Goal:
Your task is to extract every entry that follows word for word while excluding the pictures.

Stored data:
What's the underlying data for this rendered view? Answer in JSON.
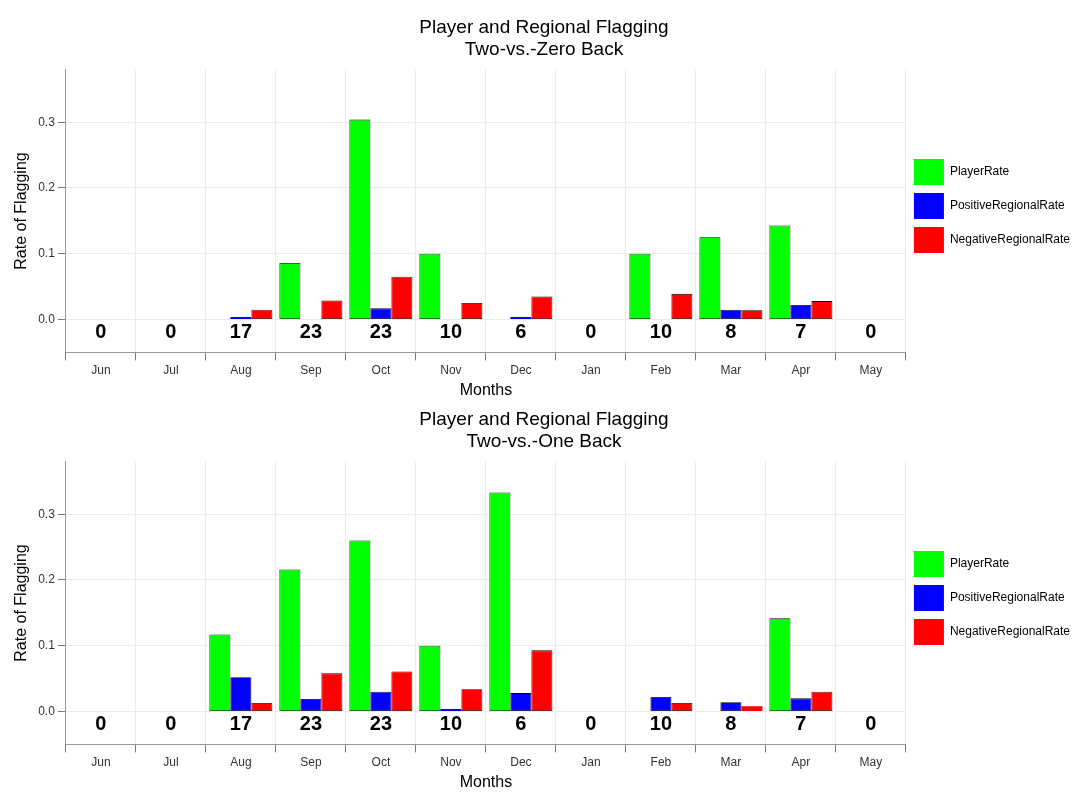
{
  "chart_data": [
    {
      "type": "bar",
      "title": "Player and Regional Flagging",
      "subtitle": "Two-vs.-Zero Back",
      "xlabel": "Months",
      "ylabel": "Rate of Flagging",
      "categories": [
        "Jun",
        "Jul",
        "Aug",
        "Sep",
        "Oct",
        "Nov",
        "Dec",
        "Jan",
        "Feb",
        "Mar",
        "Apr",
        "May"
      ],
      "series": [
        {
          "name": "PlayerRate",
          "color": "#00ff00",
          "values": [
            0,
            0,
            0,
            0.086,
            0.304,
            0.1,
            0,
            0,
            0.1,
            0.125,
            0.143,
            0
          ]
        },
        {
          "name": "PositiveRegionalRate",
          "color": "#0000ff",
          "values": [
            0,
            0,
            0.004,
            0,
            0.017,
            0,
            0.004,
            0,
            0,
            0.015,
            0.022,
            0
          ]
        },
        {
          "name": "NegativeRegionalRate",
          "color": "#ff0000",
          "values": [
            0,
            0,
            0.015,
            0.029,
            0.065,
            0.025,
            0.035,
            0,
            0.039,
            0.014,
            0.028,
            0
          ]
        }
      ],
      "ylim": [
        -0.05,
        0.38
      ],
      "yticks": [
        {
          "value": 0,
          "label": "0.0"
        },
        {
          "value": 0.1,
          "label": "0.1"
        },
        {
          "value": 0.2,
          "label": "0.2"
        },
        {
          "value": 0.3,
          "label": "0.3"
        }
      ],
      "grid": true,
      "legend": "right",
      "annotations": [
        "0",
        "0",
        "17",
        "23",
        "23",
        "10",
        "6",
        "0",
        "10",
        "8",
        "7",
        "0"
      ]
    },
    {
      "type": "bar",
      "title": "Player and Regional Flagging",
      "subtitle": "Two-vs.-One Back",
      "xlabel": "Months",
      "ylabel": "Rate of Flagging",
      "categories": [
        "Jun",
        "Jul",
        "Aug",
        "Sep",
        "Oct",
        "Nov",
        "Dec",
        "Jan",
        "Feb",
        "Mar",
        "Apr",
        "May"
      ],
      "series": [
        {
          "name": "PlayerRate",
          "color": "#00ff00",
          "values": [
            0,
            0,
            0.117,
            0.216,
            0.26,
            0.1,
            0.333,
            0,
            0,
            0,
            0.142,
            0
          ]
        },
        {
          "name": "PositiveRegionalRate",
          "color": "#0000ff",
          "values": [
            0,
            0,
            0.052,
            0.019,
            0.03,
            0.004,
            0.028,
            0,
            0.022,
            0.014,
            0.02,
            0
          ]
        },
        {
          "name": "NegativeRegionalRate",
          "color": "#ff0000",
          "values": [
            0,
            0,
            0.013,
            0.058,
            0.061,
            0.034,
            0.093,
            0,
            0.013,
            0.008,
            0.03,
            0
          ]
        }
      ],
      "ylim": [
        -0.05,
        0.38
      ],
      "yticks": [
        {
          "value": 0,
          "label": "0.0"
        },
        {
          "value": 0.1,
          "label": "0.1"
        },
        {
          "value": 0.2,
          "label": "0.2"
        },
        {
          "value": 0.3,
          "label": "0.3"
        }
      ],
      "grid": true,
      "legend": "right",
      "annotations": [
        "0",
        "0",
        "17",
        "23",
        "23",
        "10",
        "6",
        "0",
        "10",
        "8",
        "7",
        "0"
      ]
    }
  ]
}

Solution:
What's the underlying data for this rendered view? Answer in JSON.
{
  "chart_data": [
    {
      "type": "bar",
      "title": "Player and Regional Flagging",
      "subtitle": "Two-vs.-Zero Back",
      "xlabel": "Months",
      "ylabel": "Rate of Flagging",
      "categories": [
        "Jun",
        "Jul",
        "Aug",
        "Sep",
        "Oct",
        "Nov",
        "Dec",
        "Jan",
        "Feb",
        "Mar",
        "Apr",
        "May"
      ],
      "series": [
        {
          "name": "PlayerRate",
          "color": "#00ff00",
          "values": [
            0,
            0,
            0,
            0.086,
            0.304,
            0.1,
            0,
            0,
            0.1,
            0.125,
            0.143,
            0
          ]
        },
        {
          "name": "PositiveRegionalRate",
          "color": "#0000ff",
          "values": [
            0,
            0,
            0.004,
            0,
            0.017,
            0,
            0.004,
            0,
            0,
            0.015,
            0.022,
            0
          ]
        },
        {
          "name": "NegativeRegionalRate",
          "color": "#ff0000",
          "values": [
            0,
            0,
            0.015,
            0.029,
            0.065,
            0.025,
            0.035,
            0,
            0.039,
            0.014,
            0.028,
            0
          ]
        }
      ],
      "ylim": [
        -0.05,
        0.38
      ],
      "yticks": [
        {
          "value": 0,
          "label": "0.0"
        },
        {
          "value": 0.1,
          "label": "0.1"
        },
        {
          "value": 0.2,
          "label": "0.2"
        },
        {
          "value": 0.3,
          "label": "0.3"
        }
      ],
      "grid": true,
      "legend": "right",
      "annotations": [
        "0",
        "0",
        "17",
        "23",
        "23",
        "10",
        "6",
        "0",
        "10",
        "8",
        "7",
        "0"
      ]
    },
    {
      "type": "bar",
      "title": "Player and Regional Flagging",
      "subtitle": "Two-vs.-One Back",
      "xlabel": "Months",
      "ylabel": "Rate of Flagging",
      "categories": [
        "Jun",
        "Jul",
        "Aug",
        "Sep",
        "Oct",
        "Nov",
        "Dec",
        "Jan",
        "Feb",
        "Mar",
        "Apr",
        "May"
      ],
      "series": [
        {
          "name": "PlayerRate",
          "color": "#00ff00",
          "values": [
            0,
            0,
            0.117,
            0.216,
            0.26,
            0.1,
            0.333,
            0,
            0,
            0,
            0.142,
            0
          ]
        },
        {
          "name": "PositiveRegionalRate",
          "color": "#0000ff",
          "values": [
            0,
            0,
            0.052,
            0.019,
            0.03,
            0.004,
            0.028,
            0,
            0.022,
            0.014,
            0.02,
            0
          ]
        },
        {
          "name": "NegativeRegionalRate",
          "color": "#ff0000",
          "values": [
            0,
            0,
            0.013,
            0.058,
            0.061,
            0.034,
            0.093,
            0,
            0.013,
            0.008,
            0.03,
            0
          ]
        }
      ],
      "ylim": [
        -0.05,
        0.38
      ],
      "yticks": [
        {
          "value": 0,
          "label": "0.0"
        },
        {
          "value": 0.1,
          "label": "0.1"
        },
        {
          "value": 0.2,
          "label": "0.2"
        },
        {
          "value": 0.3,
          "label": "0.3"
        }
      ],
      "grid": true,
      "legend": "right",
      "annotations": [
        "0",
        "0",
        "17",
        "23",
        "23",
        "10",
        "6",
        "0",
        "10",
        "8",
        "7",
        "0"
      ]
    }
  ]
}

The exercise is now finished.